▶ [WHAT IS ASKED]
Return all lines that include the string "JSON".

▶ [DATA LISTING]
------------------------------------------------------------------------

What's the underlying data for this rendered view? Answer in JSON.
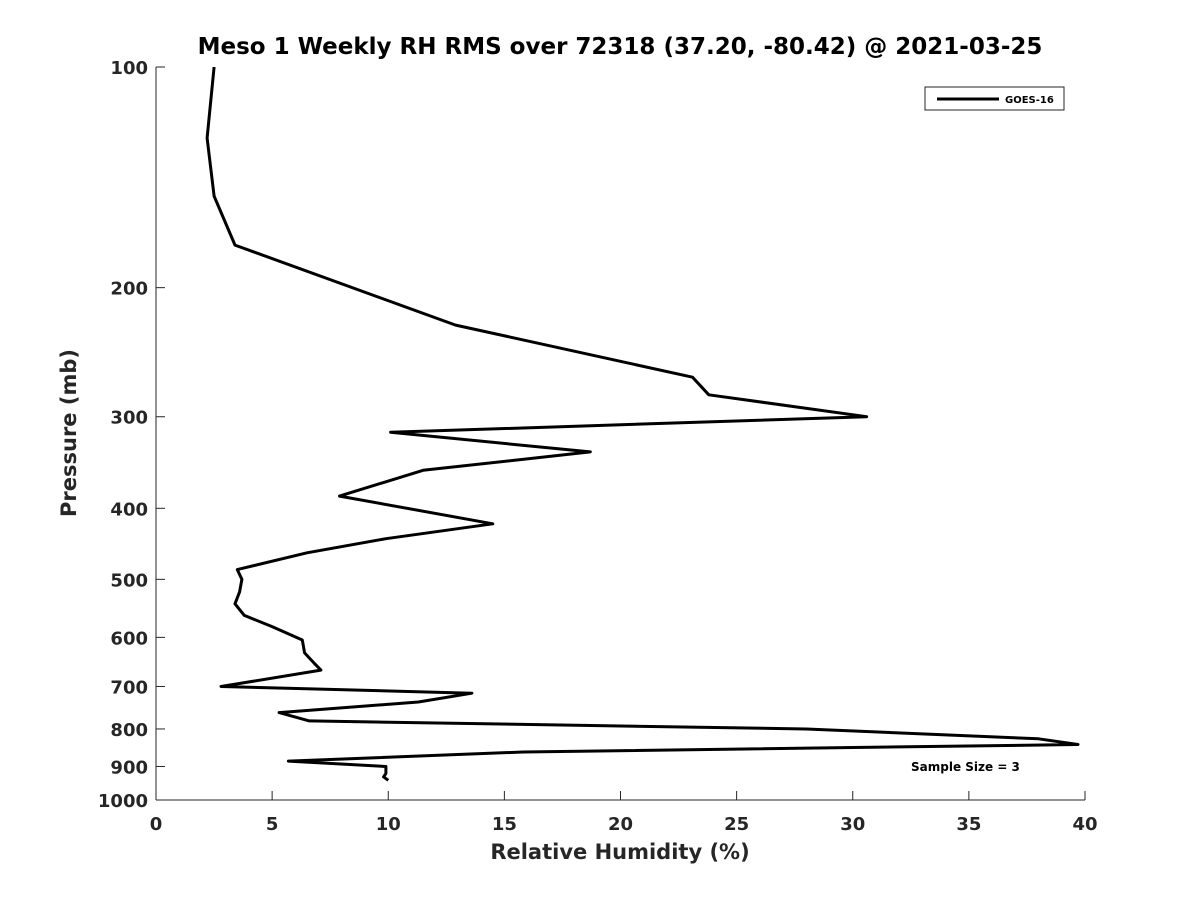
{
  "chart_data": {
    "type": "line",
    "title": "Meso 1 Weekly RH RMS over 72318 (37.20, -80.42) @ 2021-03-25",
    "xlabel": "Relative Humidity (%)",
    "ylabel": "Pressure (mb)",
    "xlim": [
      0,
      40
    ],
    "ylim": [
      100,
      1000
    ],
    "yscale": "log",
    "yreversed": true,
    "xticks": [
      0,
      5,
      10,
      15,
      20,
      25,
      30,
      35,
      40
    ],
    "yticks": [
      100,
      200,
      300,
      400,
      500,
      600,
      700,
      800,
      900,
      1000
    ],
    "grid": false,
    "legend_position": "top-right",
    "annotation": "Sample Size = 3",
    "series": [
      {
        "name": "GOES-16",
        "color": "#000000",
        "points": [
          {
            "x": 2.5,
            "p": 100
          },
          {
            "x": 2.2,
            "p": 125
          },
          {
            "x": 2.5,
            "p": 150
          },
          {
            "x": 3.4,
            "p": 175
          },
          {
            "x": 12.9,
            "p": 225
          },
          {
            "x": 23.1,
            "p": 265
          },
          {
            "x": 23.8,
            "p": 280
          },
          {
            "x": 30.6,
            "p": 300
          },
          {
            "x": 10.1,
            "p": 315
          },
          {
            "x": 18.7,
            "p": 335
          },
          {
            "x": 11.5,
            "p": 355
          },
          {
            "x": 7.9,
            "p": 385
          },
          {
            "x": 14.5,
            "p": 420
          },
          {
            "x": 9.9,
            "p": 440
          },
          {
            "x": 6.5,
            "p": 460
          },
          {
            "x": 3.5,
            "p": 485
          },
          {
            "x": 3.7,
            "p": 500
          },
          {
            "x": 3.6,
            "p": 520
          },
          {
            "x": 3.4,
            "p": 540
          },
          {
            "x": 3.8,
            "p": 560
          },
          {
            "x": 5.0,
            "p": 580
          },
          {
            "x": 6.3,
            "p": 605
          },
          {
            "x": 6.4,
            "p": 630
          },
          {
            "x": 6.8,
            "p": 650
          },
          {
            "x": 7.1,
            "p": 665
          },
          {
            "x": 2.8,
            "p": 700
          },
          {
            "x": 13.6,
            "p": 715
          },
          {
            "x": 11.3,
            "p": 735
          },
          {
            "x": 5.3,
            "p": 760
          },
          {
            "x": 6.6,
            "p": 780
          },
          {
            "x": 28.0,
            "p": 800
          },
          {
            "x": 38.0,
            "p": 825
          },
          {
            "x": 39.7,
            "p": 840
          },
          {
            "x": 15.8,
            "p": 860
          },
          {
            "x": 5.7,
            "p": 885
          },
          {
            "x": 9.9,
            "p": 900
          },
          {
            "x": 9.9,
            "p": 920
          },
          {
            "x": 9.8,
            "p": 930
          },
          {
            "x": 10.0,
            "p": 940
          }
        ]
      }
    ]
  }
}
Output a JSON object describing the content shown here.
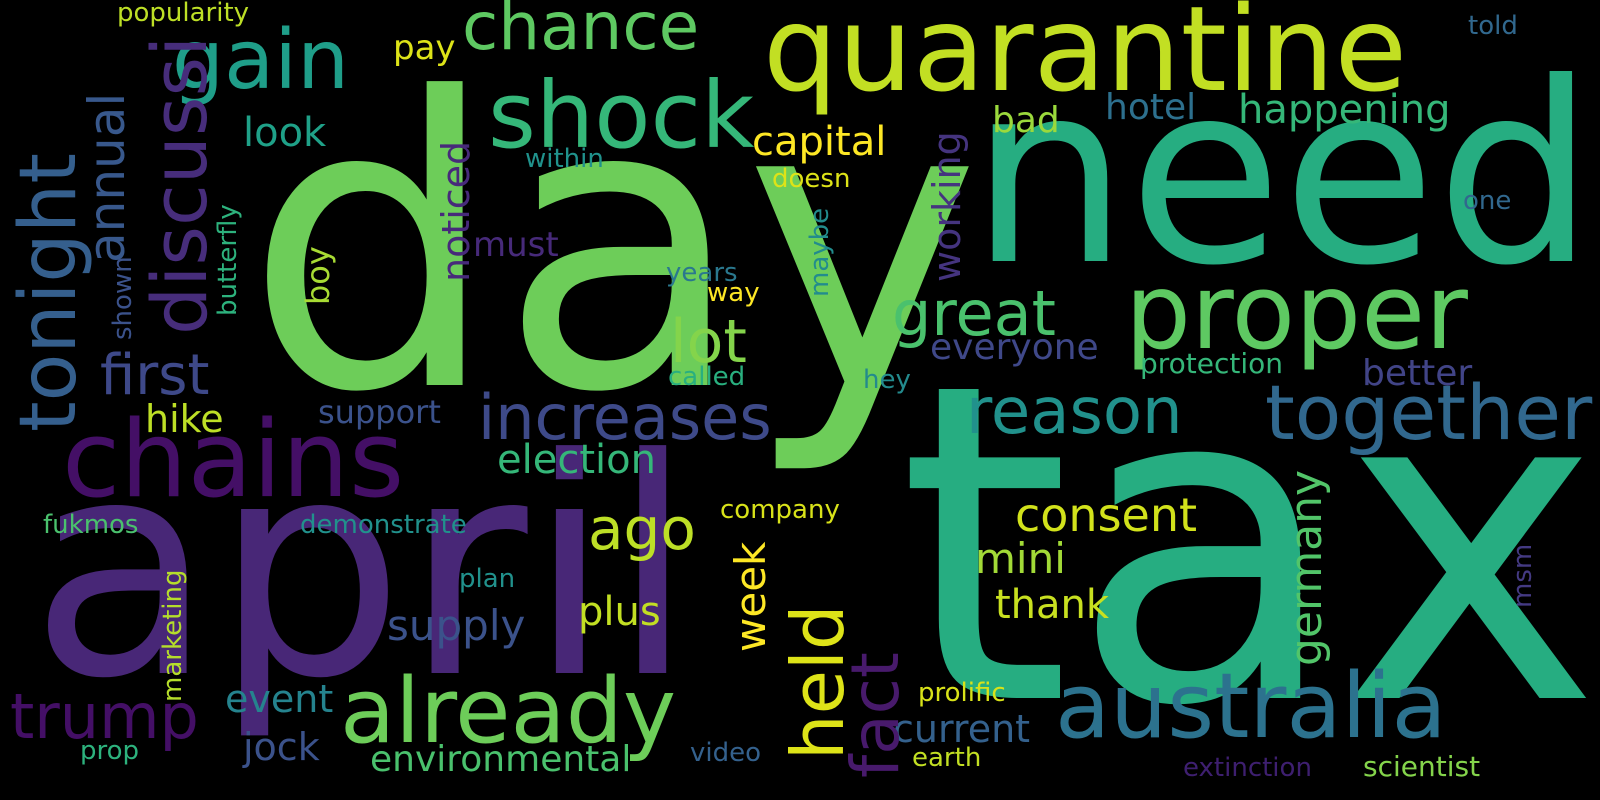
{
  "words": [
    {
      "text": "day",
      "color": "#6dcd59"
    },
    {
      "text": "tax",
      "color": "#26ad81"
    },
    {
      "text": "need",
      "color": "#26ad81"
    },
    {
      "text": "april",
      "color": "#482777"
    },
    {
      "text": "quarantine",
      "color": "#c2df23"
    },
    {
      "text": "chains",
      "color": "#440f66"
    },
    {
      "text": "proper",
      "color": "#5ec962"
    },
    {
      "text": "shock",
      "color": "#35b779"
    },
    {
      "text": "gain",
      "color": "#1f9e89"
    },
    {
      "text": "australia",
      "color": "#2c728e"
    },
    {
      "text": "already",
      "color": "#6dcd59"
    },
    {
      "text": "together",
      "color": "#31688e"
    },
    {
      "text": "chance",
      "color": "#5ec962"
    },
    {
      "text": "tonight",
      "color": "#355f8d"
    },
    {
      "text": "held",
      "color": "#dde318"
    },
    {
      "text": "reason",
      "color": "#21918c"
    },
    {
      "text": "fact",
      "color": "#481a6c"
    },
    {
      "text": "discussi",
      "color": "#472d7b"
    },
    {
      "text": "increases",
      "color": "#3e4a89"
    },
    {
      "text": "great",
      "color": "#4ac16d"
    },
    {
      "text": "trump",
      "color": "#440f66"
    },
    {
      "text": "lot",
      "color": "#84d44b"
    },
    {
      "text": "first",
      "color": "#3e4989"
    },
    {
      "text": "ago",
      "color": "#bddf26"
    },
    {
      "text": "annual",
      "color": "#38588c"
    },
    {
      "text": "consent",
      "color": "#d2e21b"
    },
    {
      "text": "election",
      "color": "#35b779"
    },
    {
      "text": "happening",
      "color": "#35b779"
    },
    {
      "text": "capital",
      "color": "#fde725"
    },
    {
      "text": "plus",
      "color": "#c2df23"
    },
    {
      "text": "supply",
      "color": "#3b528b"
    },
    {
      "text": "mini",
      "color": "#a2da37"
    },
    {
      "text": "thank",
      "color": "#c8e020"
    },
    {
      "text": "current",
      "color": "#34618d"
    },
    {
      "text": "week",
      "color": "#fde725"
    },
    {
      "text": "germany",
      "color": "#52c569"
    },
    {
      "text": "look",
      "color": "#1fa188"
    },
    {
      "text": "hike",
      "color": "#bddf26"
    },
    {
      "text": "noticed",
      "color": "#472a7a"
    },
    {
      "text": "working",
      "color": "#45347f"
    },
    {
      "text": "event",
      "color": "#25838e"
    },
    {
      "text": "jock",
      "color": "#3b528b"
    },
    {
      "text": "environmental",
      "color": "#4ac16d"
    },
    {
      "text": "everyone",
      "color": "#3f4889"
    },
    {
      "text": "better",
      "color": "#414487"
    },
    {
      "text": "hotel",
      "color": "#2d708e"
    },
    {
      "text": "bad",
      "color": "#9bd93c"
    },
    {
      "text": "pay",
      "color": "#dde318"
    },
    {
      "text": "must",
      "color": "#472a7a"
    },
    {
      "text": "support",
      "color": "#3b528b"
    },
    {
      "text": "popularity",
      "color": "#bddf26"
    },
    {
      "text": "within",
      "color": "#20928c"
    },
    {
      "text": "doesn",
      "color": "#dde318"
    },
    {
      "text": "years",
      "color": "#2a788e"
    },
    {
      "text": "way",
      "color": "#fde725"
    },
    {
      "text": "called",
      "color": "#29af7f"
    },
    {
      "text": "hey",
      "color": "#238a8d"
    },
    {
      "text": "protection",
      "color": "#35b779"
    },
    {
      "text": "company",
      "color": "#d8e219"
    },
    {
      "text": "demonstrate",
      "color": "#21918c"
    },
    {
      "text": "fukmos",
      "color": "#4ac16d"
    },
    {
      "text": "plan",
      "color": "#21918c"
    },
    {
      "text": "prolific",
      "color": "#d8e219"
    },
    {
      "text": "video",
      "color": "#34618d"
    },
    {
      "text": "earth",
      "color": "#c2df23"
    },
    {
      "text": "extinction",
      "color": "#3e1f70"
    },
    {
      "text": "scientist",
      "color": "#84d44b"
    },
    {
      "text": "prop",
      "color": "#2db27d"
    },
    {
      "text": "told",
      "color": "#31688e"
    },
    {
      "text": "one",
      "color": "#31688e"
    },
    {
      "text": "msm",
      "color": "#443a83"
    },
    {
      "text": "boy",
      "color": "#a8db34"
    },
    {
      "text": "butterfly",
      "color": "#2db27d"
    },
    {
      "text": "shown",
      "color": "#3b528b"
    },
    {
      "text": "maybe",
      "color": "#228c8d"
    },
    {
      "text": "marketing",
      "color": "#b5de2b"
    }
  ]
}
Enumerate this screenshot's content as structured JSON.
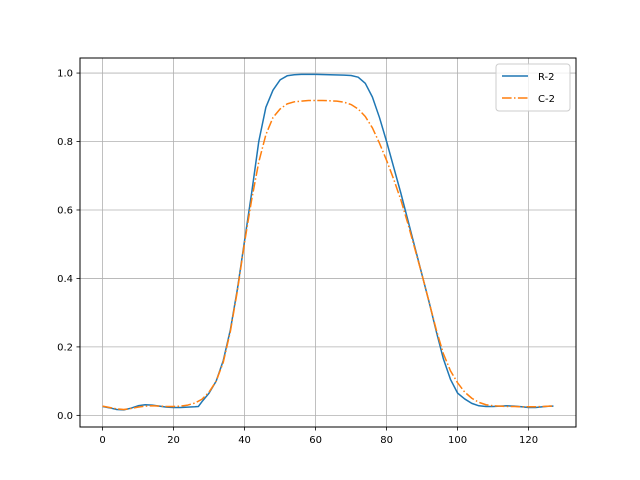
{
  "chart_data": {
    "type": "line",
    "title": "",
    "xlabel": "",
    "ylabel": "",
    "xlim": [
      -6.35,
      133.35
    ],
    "ylim": [
      -0.034,
      1.044
    ],
    "x_ticks": [
      0,
      20,
      40,
      60,
      80,
      100,
      120
    ],
    "y_ticks": [
      0.0,
      0.2,
      0.4,
      0.6,
      0.8,
      1.0
    ],
    "x_tick_labels": [
      "0",
      "20",
      "40",
      "60",
      "80",
      "100",
      "120"
    ],
    "y_tick_labels": [
      "0.0",
      "0.2",
      "0.4",
      "0.6",
      "0.8",
      "1.0"
    ],
    "grid": true,
    "legend_position": "top-right",
    "series": [
      {
        "name": "R-2",
        "color": "#1f77b4",
        "linestyle": "solid",
        "points": [
          [
            0,
            0.026
          ],
          [
            2,
            0.022
          ],
          [
            4,
            0.017
          ],
          [
            6,
            0.016
          ],
          [
            8,
            0.021
          ],
          [
            10,
            0.028
          ],
          [
            12,
            0.031
          ],
          [
            14,
            0.03
          ],
          [
            16,
            0.027
          ],
          [
            18,
            0.024
          ],
          [
            20,
            0.023
          ],
          [
            22,
            0.023
          ],
          [
            24,
            0.024
          ],
          [
            26,
            0.025
          ],
          [
            27,
            0.026
          ],
          [
            28,
            0.04
          ],
          [
            30,
            0.065
          ],
          [
            32,
            0.1
          ],
          [
            34,
            0.16
          ],
          [
            36,
            0.25
          ],
          [
            38,
            0.37
          ],
          [
            40,
            0.51
          ],
          [
            42,
            0.65
          ],
          [
            44,
            0.8
          ],
          [
            46,
            0.9
          ],
          [
            48,
            0.95
          ],
          [
            50,
            0.98
          ],
          [
            52,
            0.992
          ],
          [
            54,
            0.995
          ],
          [
            56,
            0.996
          ],
          [
            60,
            0.996
          ],
          [
            64,
            0.995
          ],
          [
            68,
            0.994
          ],
          [
            70,
            0.993
          ],
          [
            72,
            0.988
          ],
          [
            74,
            0.97
          ],
          [
            76,
            0.93
          ],
          [
            78,
            0.87
          ],
          [
            80,
            0.8
          ],
          [
            82,
            0.725
          ],
          [
            84,
            0.65
          ],
          [
            86,
            0.57
          ],
          [
            88,
            0.49
          ],
          [
            90,
            0.41
          ],
          [
            92,
            0.33
          ],
          [
            94,
            0.245
          ],
          [
            96,
            0.165
          ],
          [
            98,
            0.105
          ],
          [
            100,
            0.065
          ],
          [
            102,
            0.048
          ],
          [
            104,
            0.035
          ],
          [
            106,
            0.028
          ],
          [
            108,
            0.026
          ],
          [
            110,
            0.026
          ],
          [
            112,
            0.027
          ],
          [
            114,
            0.028
          ],
          [
            116,
            0.027
          ],
          [
            118,
            0.025
          ],
          [
            120,
            0.023
          ],
          [
            122,
            0.023
          ],
          [
            124,
            0.025
          ],
          [
            126,
            0.027
          ],
          [
            127,
            0.027
          ]
        ]
      },
      {
        "name": "C-2",
        "color": "#ff7f0e",
        "linestyle": "dashdot",
        "points": [
          [
            0,
            0.027
          ],
          [
            2,
            0.023
          ],
          [
            4,
            0.019
          ],
          [
            6,
            0.017
          ],
          [
            8,
            0.02
          ],
          [
            10,
            0.024
          ],
          [
            12,
            0.027
          ],
          [
            14,
            0.028
          ],
          [
            16,
            0.027
          ],
          [
            18,
            0.026
          ],
          [
            20,
            0.026
          ],
          [
            22,
            0.027
          ],
          [
            24,
            0.03
          ],
          [
            26,
            0.036
          ],
          [
            28,
            0.047
          ],
          [
            30,
            0.068
          ],
          [
            32,
            0.1
          ],
          [
            34,
            0.155
          ],
          [
            36,
            0.245
          ],
          [
            38,
            0.365
          ],
          [
            40,
            0.505
          ],
          [
            42,
            0.63
          ],
          [
            44,
            0.74
          ],
          [
            46,
            0.82
          ],
          [
            48,
            0.87
          ],
          [
            50,
            0.895
          ],
          [
            52,
            0.91
          ],
          [
            54,
            0.916
          ],
          [
            58,
            0.92
          ],
          [
            62,
            0.92
          ],
          [
            66,
            0.918
          ],
          [
            68,
            0.915
          ],
          [
            70,
            0.908
          ],
          [
            72,
            0.895
          ],
          [
            74,
            0.873
          ],
          [
            76,
            0.84
          ],
          [
            78,
            0.795
          ],
          [
            80,
            0.745
          ],
          [
            82,
            0.69
          ],
          [
            84,
            0.63
          ],
          [
            86,
            0.56
          ],
          [
            88,
            0.485
          ],
          [
            90,
            0.41
          ],
          [
            92,
            0.33
          ],
          [
            94,
            0.25
          ],
          [
            96,
            0.18
          ],
          [
            98,
            0.13
          ],
          [
            100,
            0.095
          ],
          [
            102,
            0.068
          ],
          [
            104,
            0.05
          ],
          [
            106,
            0.038
          ],
          [
            108,
            0.031
          ],
          [
            110,
            0.028
          ],
          [
            112,
            0.027
          ],
          [
            114,
            0.026
          ],
          [
            116,
            0.026
          ],
          [
            118,
            0.025
          ],
          [
            120,
            0.025
          ],
          [
            122,
            0.025
          ],
          [
            124,
            0.026
          ],
          [
            126,
            0.027
          ],
          [
            127,
            0.027
          ]
        ]
      }
    ]
  }
}
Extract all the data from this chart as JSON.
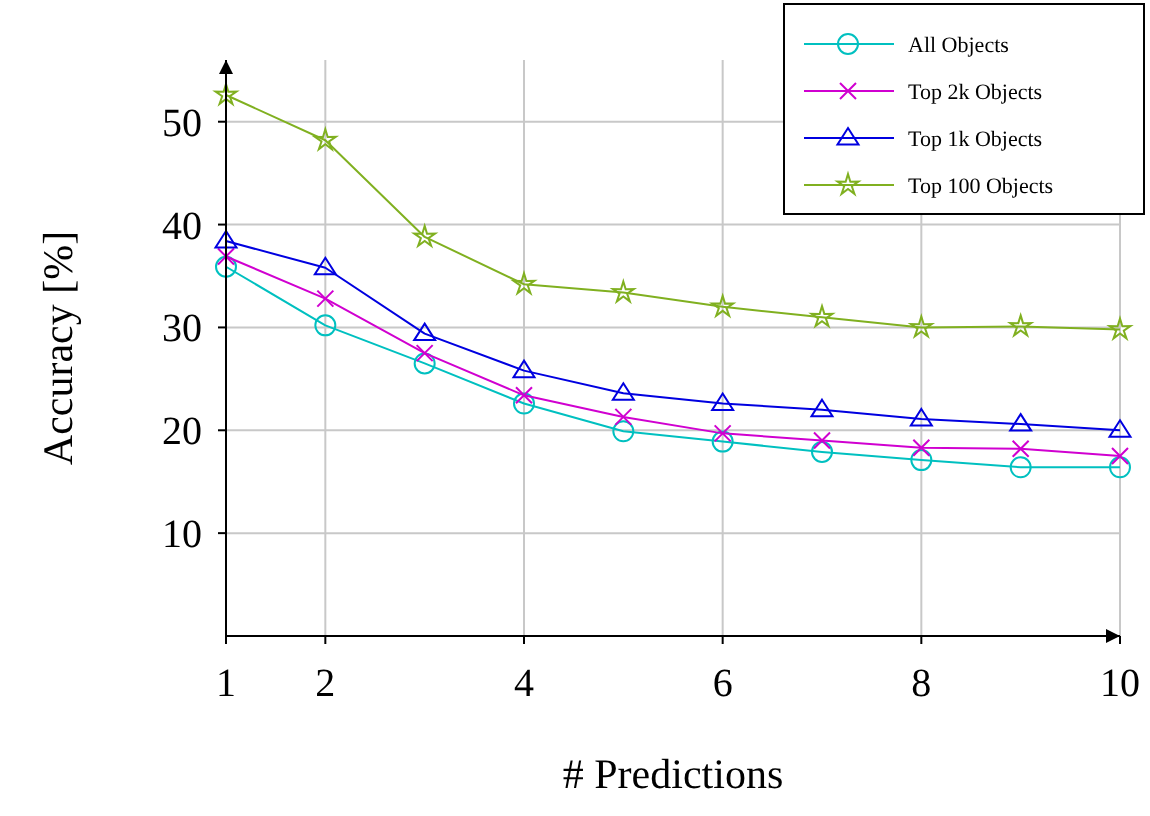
{
  "chart_data": {
    "type": "line",
    "xlabel": "# Predictions",
    "ylabel": "Accuracy [%]",
    "x": [
      1,
      2,
      3,
      4,
      5,
      6,
      7,
      8,
      9,
      10
    ],
    "xlim": [
      1,
      10
    ],
    "xticks": [
      1,
      2,
      4,
      6,
      8,
      10
    ],
    "ylim": [
      0,
      56
    ],
    "yticks": [
      10,
      20,
      30,
      40,
      50
    ],
    "grid": true,
    "legend": "top right",
    "line_style": "solid",
    "series": [
      {
        "name": "All Objects",
        "color": "#00c0c0",
        "marker": "circle",
        "values": [
          35.9,
          30.2,
          26.5,
          22.6,
          19.9,
          18.9,
          17.9,
          17.1,
          16.4,
          16.4
        ]
      },
      {
        "name": "Top 2k Objects",
        "color": "#d000d0",
        "marker": "cross",
        "values": [
          36.9,
          32.8,
          27.5,
          23.4,
          21.3,
          19.7,
          19.0,
          18.3,
          18.2,
          17.5
        ]
      },
      {
        "name": "Top 1k Objects",
        "color": "#0000e0",
        "marker": "triangle",
        "values": [
          38.4,
          35.8,
          29.4,
          25.8,
          23.6,
          22.6,
          22.0,
          21.1,
          20.6,
          20.0
        ]
      },
      {
        "name": "Top 100 Objects",
        "color": "#80b020",
        "marker": "star",
        "values": [
          52.6,
          48.2,
          38.8,
          34.2,
          33.4,
          32.0,
          31.0,
          30.0,
          30.1,
          29.8
        ]
      }
    ]
  }
}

------------------------------------------------------------------------

▶ [OUTPUT FOR THIS EXERCISE]
What's the underlying data for this rendered view? Answer in JSON.
Output a JSON object describing the content shown here.
Enumerate this screenshot's content as structured JSON.
Extract all the data from this chart as JSON.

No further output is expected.